## What is needed
Lines containing the string "Index" are to be collected in full.
* START Exercise material *
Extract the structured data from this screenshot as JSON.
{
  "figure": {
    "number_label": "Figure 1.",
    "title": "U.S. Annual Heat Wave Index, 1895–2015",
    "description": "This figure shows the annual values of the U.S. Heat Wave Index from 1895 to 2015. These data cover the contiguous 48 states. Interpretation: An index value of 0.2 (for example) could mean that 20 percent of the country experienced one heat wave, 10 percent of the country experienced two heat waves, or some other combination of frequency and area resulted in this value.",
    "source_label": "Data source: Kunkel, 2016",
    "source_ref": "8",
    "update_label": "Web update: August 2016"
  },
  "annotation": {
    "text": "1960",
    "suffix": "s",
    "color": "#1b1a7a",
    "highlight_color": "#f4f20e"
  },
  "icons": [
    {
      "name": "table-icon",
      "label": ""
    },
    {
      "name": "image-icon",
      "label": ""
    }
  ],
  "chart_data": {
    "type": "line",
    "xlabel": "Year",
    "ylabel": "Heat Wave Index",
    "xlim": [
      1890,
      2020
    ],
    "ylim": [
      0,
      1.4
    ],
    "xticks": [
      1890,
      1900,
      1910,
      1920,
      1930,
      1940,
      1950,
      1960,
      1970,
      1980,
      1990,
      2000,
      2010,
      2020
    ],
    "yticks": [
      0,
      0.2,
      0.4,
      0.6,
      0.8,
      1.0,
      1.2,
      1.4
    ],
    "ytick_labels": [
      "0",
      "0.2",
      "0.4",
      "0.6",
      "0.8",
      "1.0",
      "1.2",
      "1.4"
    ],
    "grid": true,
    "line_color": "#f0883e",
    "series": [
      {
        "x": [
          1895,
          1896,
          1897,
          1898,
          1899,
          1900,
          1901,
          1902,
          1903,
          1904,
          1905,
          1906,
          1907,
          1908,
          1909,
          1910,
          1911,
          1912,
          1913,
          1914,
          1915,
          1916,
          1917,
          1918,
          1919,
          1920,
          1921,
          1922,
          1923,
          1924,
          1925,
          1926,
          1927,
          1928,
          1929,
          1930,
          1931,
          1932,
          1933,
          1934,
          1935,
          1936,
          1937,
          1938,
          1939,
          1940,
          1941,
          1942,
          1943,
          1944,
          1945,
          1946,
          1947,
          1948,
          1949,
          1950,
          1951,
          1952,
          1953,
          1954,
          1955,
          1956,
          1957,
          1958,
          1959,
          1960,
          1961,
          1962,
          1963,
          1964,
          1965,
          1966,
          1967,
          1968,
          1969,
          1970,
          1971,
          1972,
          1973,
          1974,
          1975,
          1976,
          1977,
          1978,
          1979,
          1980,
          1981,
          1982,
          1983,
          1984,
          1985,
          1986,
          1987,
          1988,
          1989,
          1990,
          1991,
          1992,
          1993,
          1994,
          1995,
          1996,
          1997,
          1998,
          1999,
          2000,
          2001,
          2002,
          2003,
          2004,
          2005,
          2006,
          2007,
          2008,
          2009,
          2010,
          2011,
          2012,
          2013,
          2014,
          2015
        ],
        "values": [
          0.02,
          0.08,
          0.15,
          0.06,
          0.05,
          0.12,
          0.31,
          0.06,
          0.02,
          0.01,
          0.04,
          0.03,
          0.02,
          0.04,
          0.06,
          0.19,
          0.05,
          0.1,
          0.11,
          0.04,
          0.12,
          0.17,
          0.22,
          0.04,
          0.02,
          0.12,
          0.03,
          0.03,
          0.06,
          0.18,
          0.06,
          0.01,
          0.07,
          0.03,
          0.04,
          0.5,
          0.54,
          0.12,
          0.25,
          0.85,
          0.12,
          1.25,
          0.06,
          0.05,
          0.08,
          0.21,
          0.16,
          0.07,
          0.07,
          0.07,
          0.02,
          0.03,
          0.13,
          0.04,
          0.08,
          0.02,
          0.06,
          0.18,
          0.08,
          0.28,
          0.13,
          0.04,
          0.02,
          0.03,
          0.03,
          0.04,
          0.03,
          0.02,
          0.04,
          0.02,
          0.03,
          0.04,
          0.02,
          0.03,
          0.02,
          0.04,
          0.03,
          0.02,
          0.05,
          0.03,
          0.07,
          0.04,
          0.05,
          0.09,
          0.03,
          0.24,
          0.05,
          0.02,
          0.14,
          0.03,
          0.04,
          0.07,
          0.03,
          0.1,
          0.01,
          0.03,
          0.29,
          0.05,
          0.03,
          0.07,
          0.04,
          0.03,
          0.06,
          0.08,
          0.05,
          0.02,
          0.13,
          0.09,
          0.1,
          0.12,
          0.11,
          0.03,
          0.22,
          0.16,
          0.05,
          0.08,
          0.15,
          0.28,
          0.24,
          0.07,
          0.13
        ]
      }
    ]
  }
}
* END Exercise material *
## Problem solution
    "title": "U.S. Annual Heat Wave Index, 1895–2015",
    "description": "This figure shows the annual values of the U.S. Heat Wave Index from 1895 to 2015. These data cover the contiguous 48 states. Interpretation: An index value of 0.2 (for example) could mean that 20 percent of the country experienced one heat wave, 10 percent of the country experienced two heat waves, or some other combination of frequency and area resulted in this value.",
    "ylabel": "Heat Wave Index",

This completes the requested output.